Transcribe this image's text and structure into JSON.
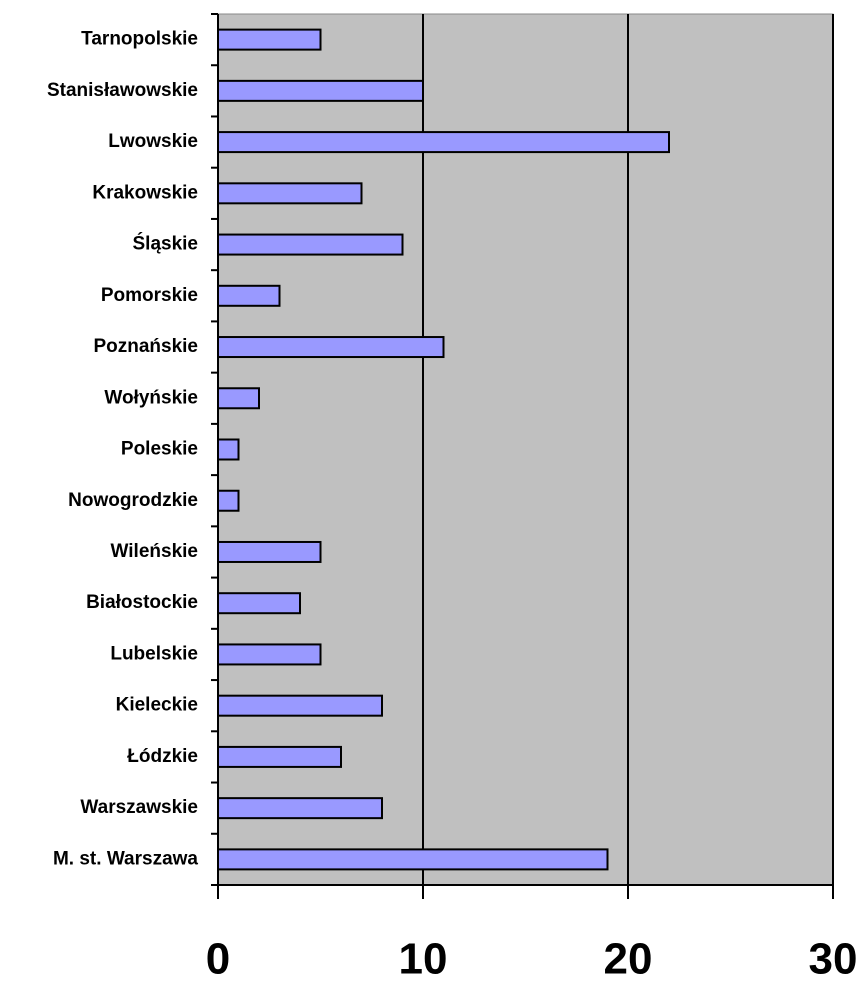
{
  "chart_data": {
    "type": "bar",
    "orientation": "horizontal",
    "categories": [
      "Tarnopolskie",
      "Stanisławowskie",
      "Lwowskie",
      "Krakowskie",
      "Śląskie",
      "Pomorskie",
      "Poznańskie",
      "Wołyńskie",
      "Poleskie",
      "Nowogrodzkie",
      "Wileńskie",
      "Białostockie",
      "Lubelskie",
      "Kieleckie",
      "Łódzkie",
      "Warszawskie",
      "M. st. Warszawa"
    ],
    "values": [
      5,
      10,
      22,
      7,
      9,
      3,
      11,
      2,
      1,
      1,
      5,
      4,
      5,
      8,
      6,
      8,
      19
    ],
    "color": "#9999ff",
    "plot_background": "#c0c0c0",
    "xlim": [
      0,
      30
    ],
    "xticks": [
      0,
      10,
      20,
      30
    ],
    "grid": true
  }
}
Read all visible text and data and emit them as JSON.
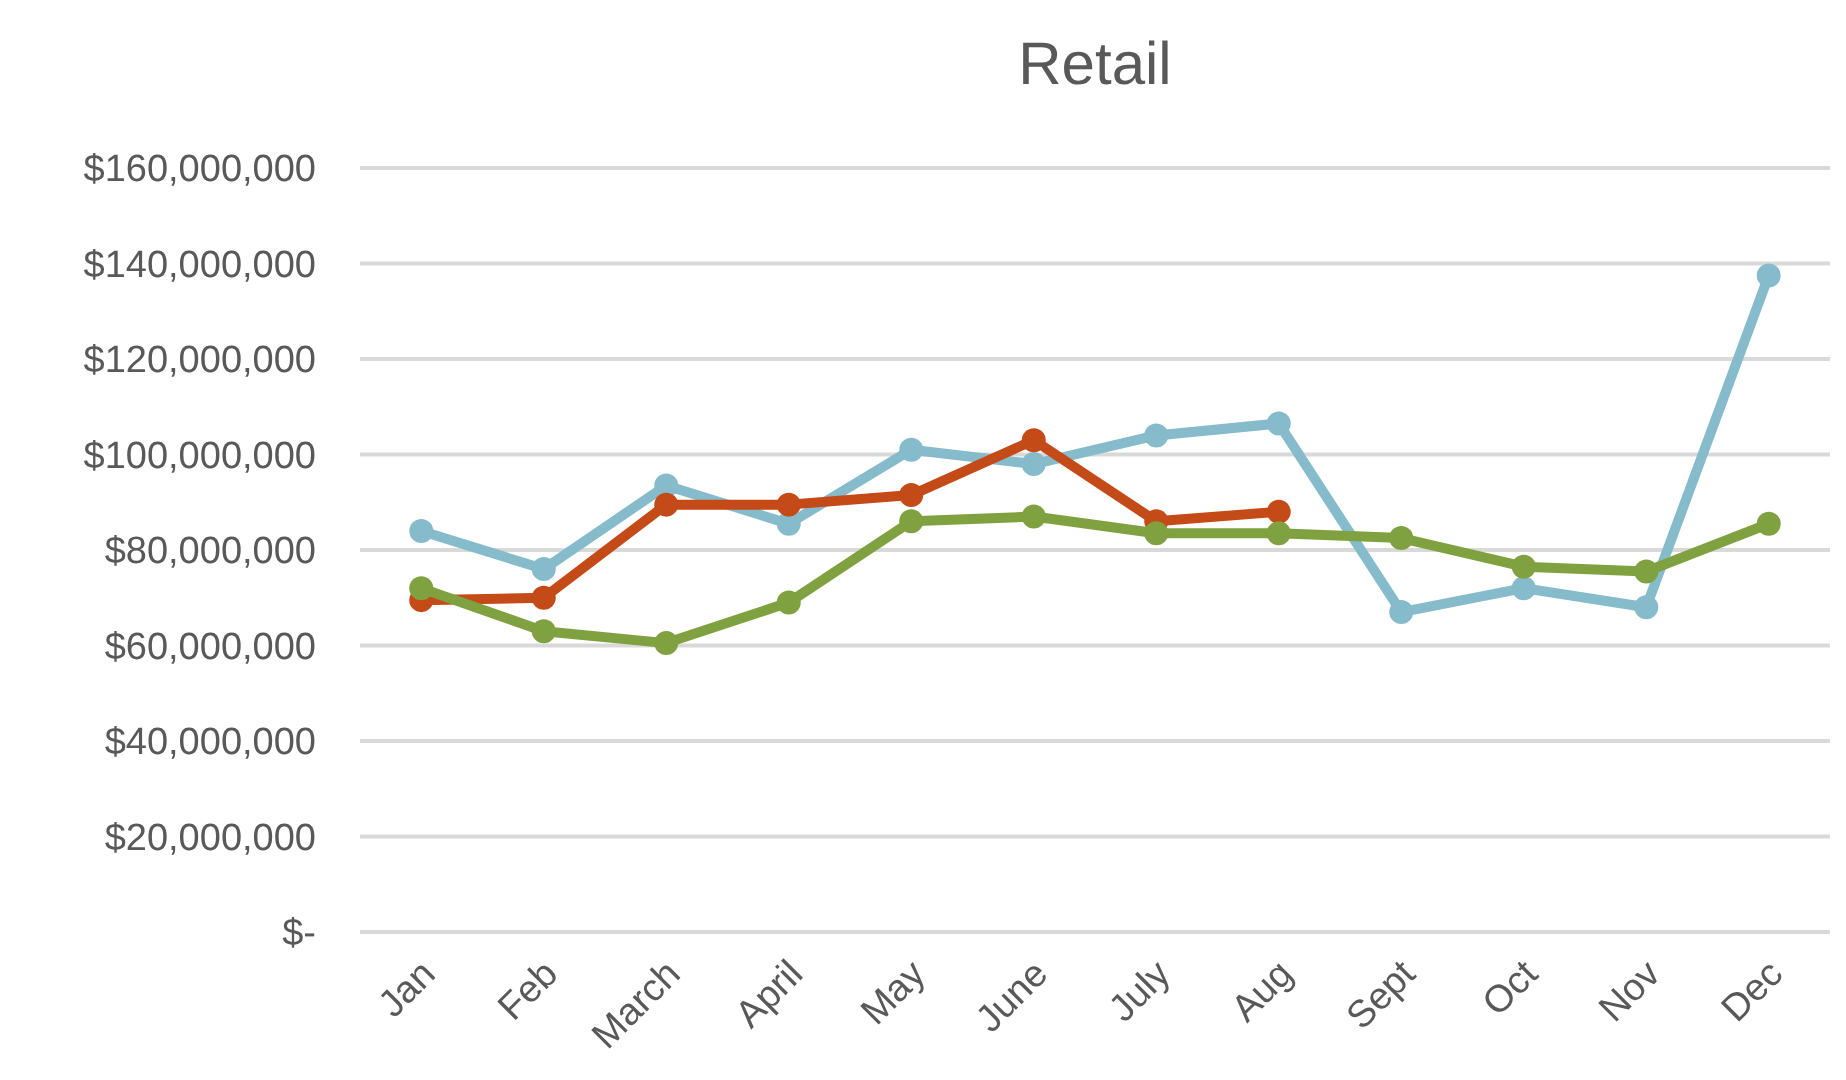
{
  "chart_data": {
    "type": "line",
    "title": "Retail",
    "categories": [
      "Jan",
      "Feb",
      "March",
      "April",
      "May",
      "June",
      "July",
      "Aug",
      "Sept",
      "Oct",
      "Nov",
      "Dec"
    ],
    "series": [
      {
        "color": "#86bbcb",
        "values": [
          84000000,
          76000000,
          93500000,
          85500000,
          101000000,
          98000000,
          104000000,
          106500000,
          67000000,
          72000000,
          68000000,
          137500000
        ]
      },
      {
        "color": "#c44a17",
        "values": [
          69500000,
          70000000,
          89500000,
          89500000,
          91500000,
          103000000,
          86000000,
          88000000,
          null,
          null,
          null,
          null
        ]
      },
      {
        "color": "#7fa13f",
        "values": [
          72000000,
          63000000,
          60500000,
          69000000,
          86000000,
          87000000,
          83500000,
          83500000,
          82500000,
          76500000,
          75500000,
          85500000
        ]
      }
    ],
    "ylim": [
      0,
      160000000
    ],
    "yticks": [
      {
        "value": 0,
        "label": "$-"
      },
      {
        "value": 20000000,
        "label": "$20,000,000"
      },
      {
        "value": 40000000,
        "label": "$40,000,000"
      },
      {
        "value": 60000000,
        "label": "$60,000,000"
      },
      {
        "value": 80000000,
        "label": "$80,000,000"
      },
      {
        "value": 100000000,
        "label": "$100,000,000"
      },
      {
        "value": 120000000,
        "label": "$120,000,000"
      },
      {
        "value": 140000000,
        "label": "$140,000,000"
      },
      {
        "value": 160000000,
        "label": "$160,000,000"
      }
    ],
    "grid": "y",
    "marker": "circle",
    "line_style": "solid"
  }
}
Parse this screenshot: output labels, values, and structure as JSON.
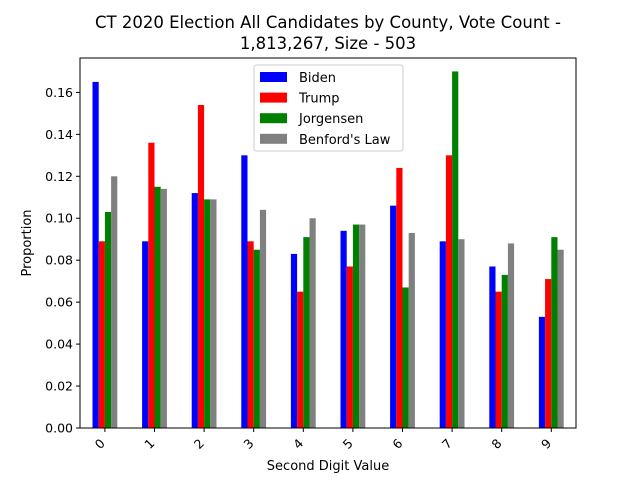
{
  "chart_data": {
    "type": "bar",
    "title": [
      "CT 2020 Election All Candidates by County, Vote Count -",
      "1,813,267, Size - 503"
    ],
    "xlabel": "Second Digit Value",
    "ylabel": "Proportion",
    "categories": [
      "0",
      "1",
      "2",
      "3",
      "4",
      "5",
      "6",
      "7",
      "8",
      "9"
    ],
    "ylim": [
      0,
      0.1764
    ],
    "yticks": [
      "0.00",
      "0.02",
      "0.04",
      "0.06",
      "0.08",
      "0.10",
      "0.12",
      "0.14",
      "0.16"
    ],
    "legend_position": "top-center",
    "series": [
      {
        "name": "Biden",
        "color": "#0000ff",
        "values": [
          0.165,
          0.089,
          0.112,
          0.13,
          0.083,
          0.094,
          0.106,
          0.089,
          0.077,
          0.053
        ]
      },
      {
        "name": "Trump",
        "color": "#ff0000",
        "values": [
          0.089,
          0.136,
          0.154,
          0.089,
          0.065,
          0.077,
          0.124,
          0.13,
          0.065,
          0.071
        ]
      },
      {
        "name": "Jorgensen",
        "color": "#008000",
        "values": [
          0.103,
          0.115,
          0.109,
          0.085,
          0.091,
          0.097,
          0.067,
          0.17,
          0.073,
          0.091
        ]
      },
      {
        "name": "Benford's Law",
        "color": "#808080",
        "values": [
          0.12,
          0.114,
          0.109,
          0.104,
          0.1,
          0.097,
          0.093,
          0.09,
          0.088,
          0.085
        ]
      }
    ]
  }
}
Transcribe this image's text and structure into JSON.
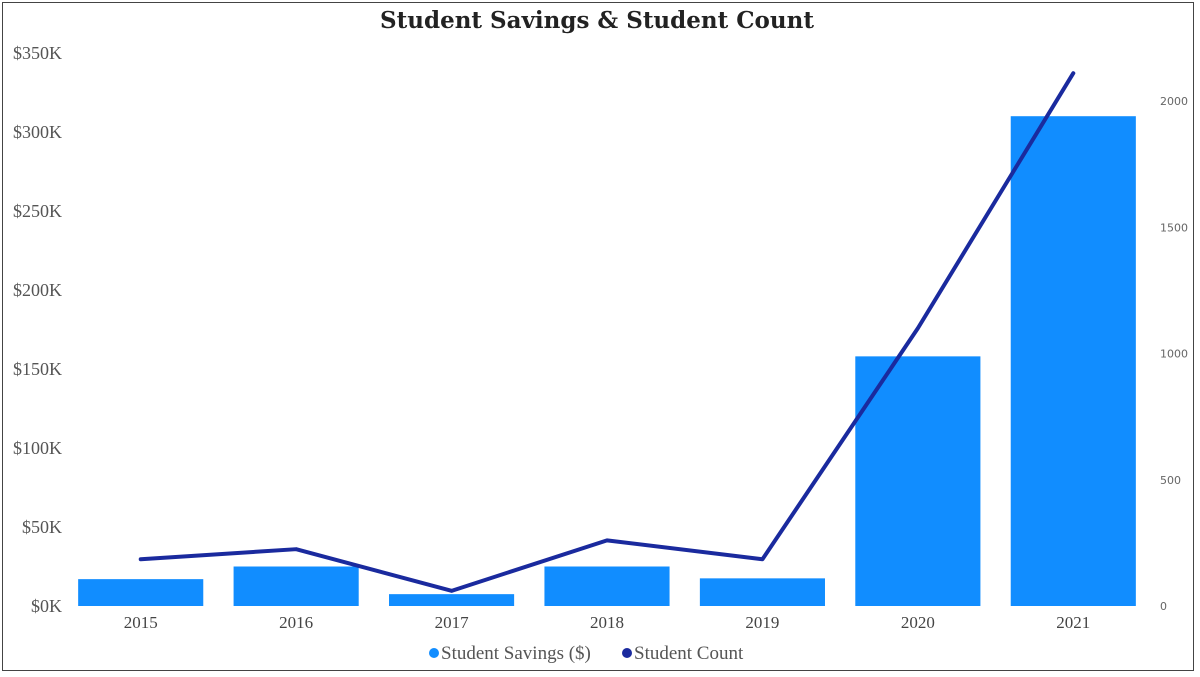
{
  "chart_data": {
    "type": "bar",
    "title": "Student Savings & Student Count",
    "categories": [
      "2015",
      "2016",
      "2017",
      "2018",
      "2019",
      "2020",
      "2021"
    ],
    "series": [
      {
        "name": "Student Savings ($)",
        "type": "bar",
        "axis": "left",
        "color": "#118DFF",
        "values": [
          17000,
          25000,
          7500,
          25000,
          17500,
          158000,
          310000
        ]
      },
      {
        "name": "Student Count",
        "type": "line",
        "axis": "right",
        "color": "#1A2A9E",
        "values": [
          185,
          225,
          60,
          260,
          185,
          1100,
          2110
        ]
      }
    ],
    "y_left": {
      "ylim": [
        0,
        350000
      ],
      "ticks": [
        0,
        50000,
        100000,
        150000,
        200000,
        250000,
        300000,
        350000
      ],
      "tick_labels": [
        "$0K",
        "$50K",
        "$100K",
        "$150K",
        "$200K",
        "$250K",
        "$300K",
        "$350K"
      ]
    },
    "y_right": {
      "ylim": [
        0,
        2000
      ],
      "ticks": [
        0,
        500,
        1000,
        1500,
        2000
      ],
      "tick_labels": [
        "0",
        "500",
        "1000",
        "1500",
        "2000"
      ]
    },
    "legend_position": "bottom-center",
    "grid": false
  }
}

#####

_Your task_
From the entries above, pull out each line that includes "Savings".

_Problem solution_
    "title": "Student Savings & Student Count",
        "name": "Student Savings ($)",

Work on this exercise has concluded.